▶ _TASK INSTRUCTIONS_:
Reproduce every record exactly as it appears, but not the pictures.

▶ _EXTRACTED DATA_:
====
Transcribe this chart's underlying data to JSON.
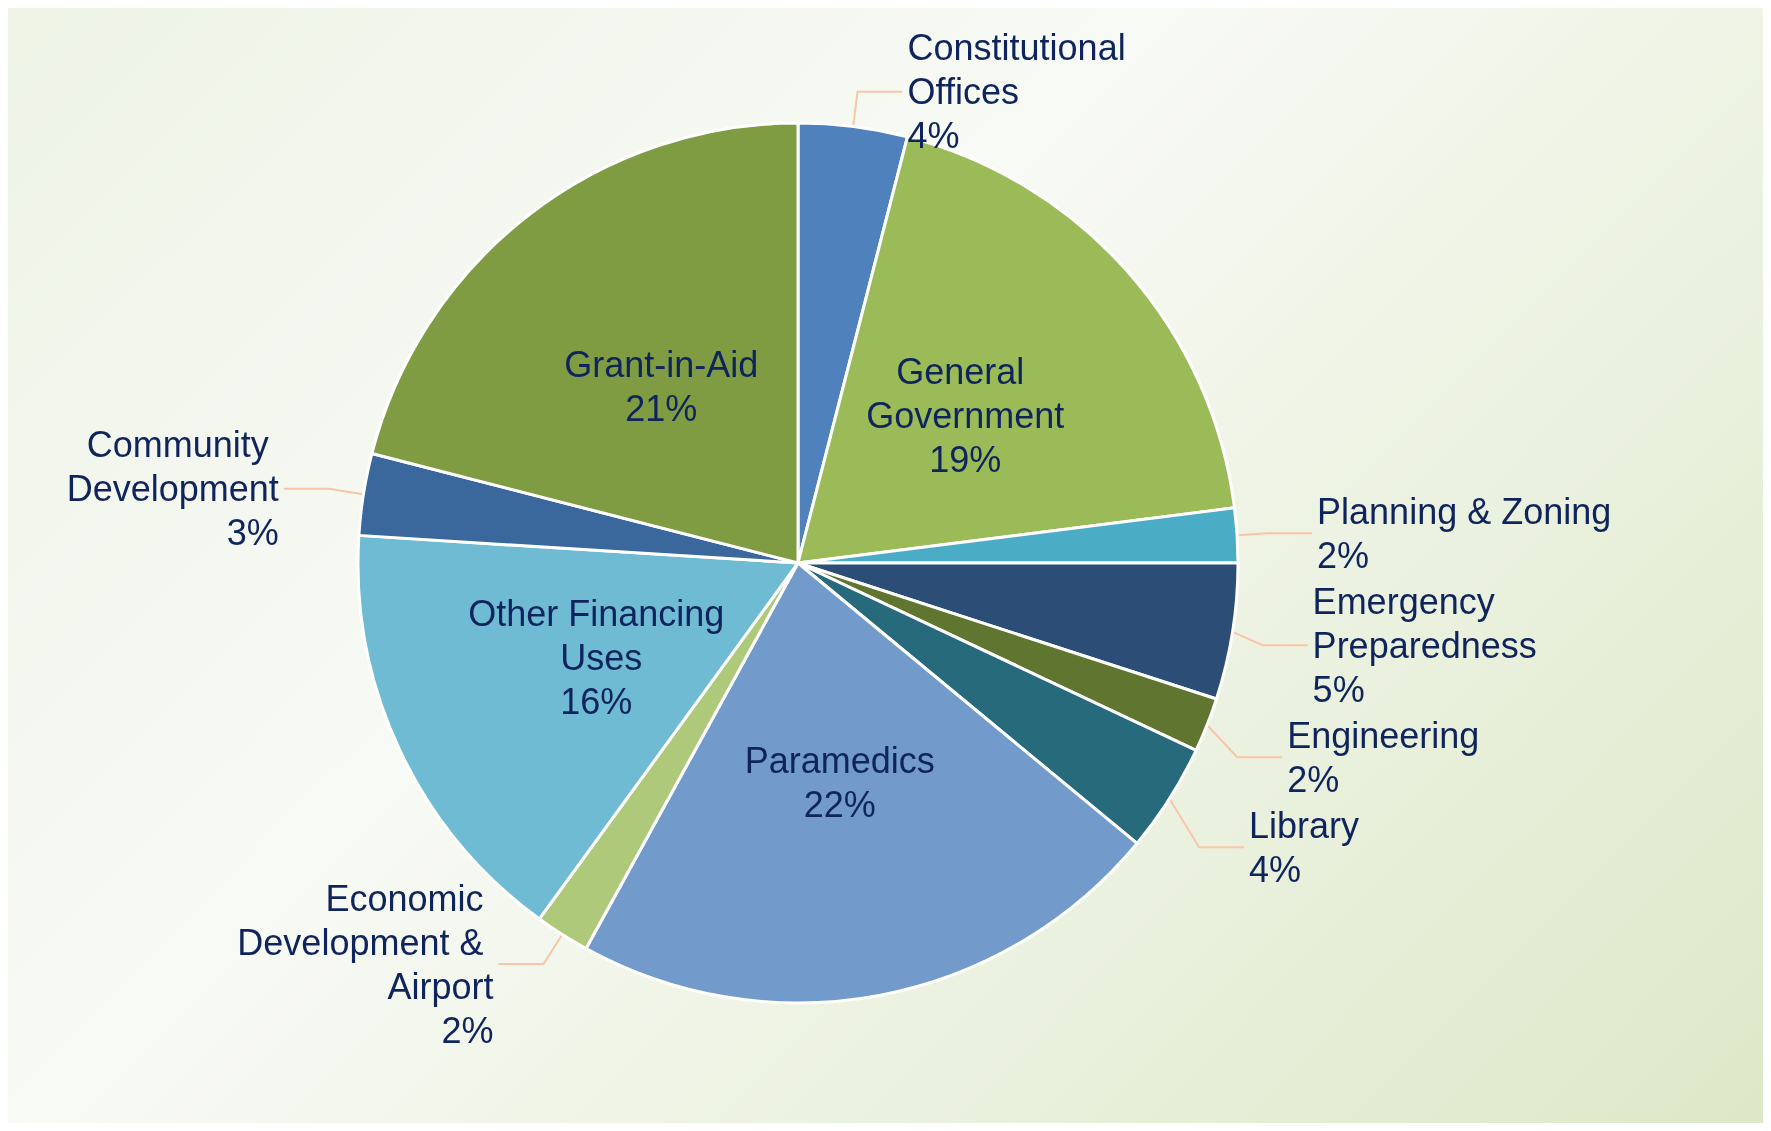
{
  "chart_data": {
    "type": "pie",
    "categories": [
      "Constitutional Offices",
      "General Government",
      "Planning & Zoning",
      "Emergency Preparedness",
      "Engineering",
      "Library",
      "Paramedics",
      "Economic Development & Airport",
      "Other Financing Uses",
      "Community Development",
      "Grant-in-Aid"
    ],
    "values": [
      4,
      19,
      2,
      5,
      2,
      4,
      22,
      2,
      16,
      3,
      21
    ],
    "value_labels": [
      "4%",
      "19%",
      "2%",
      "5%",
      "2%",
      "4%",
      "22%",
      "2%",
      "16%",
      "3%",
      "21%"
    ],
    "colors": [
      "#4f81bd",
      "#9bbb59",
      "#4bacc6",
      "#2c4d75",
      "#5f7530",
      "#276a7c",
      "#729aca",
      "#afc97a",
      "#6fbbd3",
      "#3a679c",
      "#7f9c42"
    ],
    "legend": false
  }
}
====
▶ _EXERCISE SOLUTION_:
Transcribe this chart's underlying data to JSON.
{
  "chart_data": {
    "type": "pie",
    "categories": [
      "Constitutional Offices",
      "General Government",
      "Planning & Zoning",
      "Emergency Preparedness",
      "Engineering",
      "Library",
      "Paramedics",
      "Economic Development & Airport",
      "Other Financing Uses",
      "Community Development",
      "Grant-in-Aid"
    ],
    "values": [
      4,
      19,
      2,
      5,
      2,
      4,
      22,
      2,
      16,
      3,
      21
    ],
    "value_labels": [
      "4%",
      "19%",
      "2%",
      "5%",
      "2%",
      "4%",
      "22%",
      "2%",
      "16%",
      "3%",
      "21%"
    ],
    "colors": [
      "#4f81bd",
      "#9bbb59",
      "#4bacc6",
      "#2c4d75",
      "#5f7530",
      "#276a7c",
      "#729aca",
      "#afc97a",
      "#6fbbd3",
      "#3a679c",
      "#7f9c42"
    ],
    "legend": false
  }
}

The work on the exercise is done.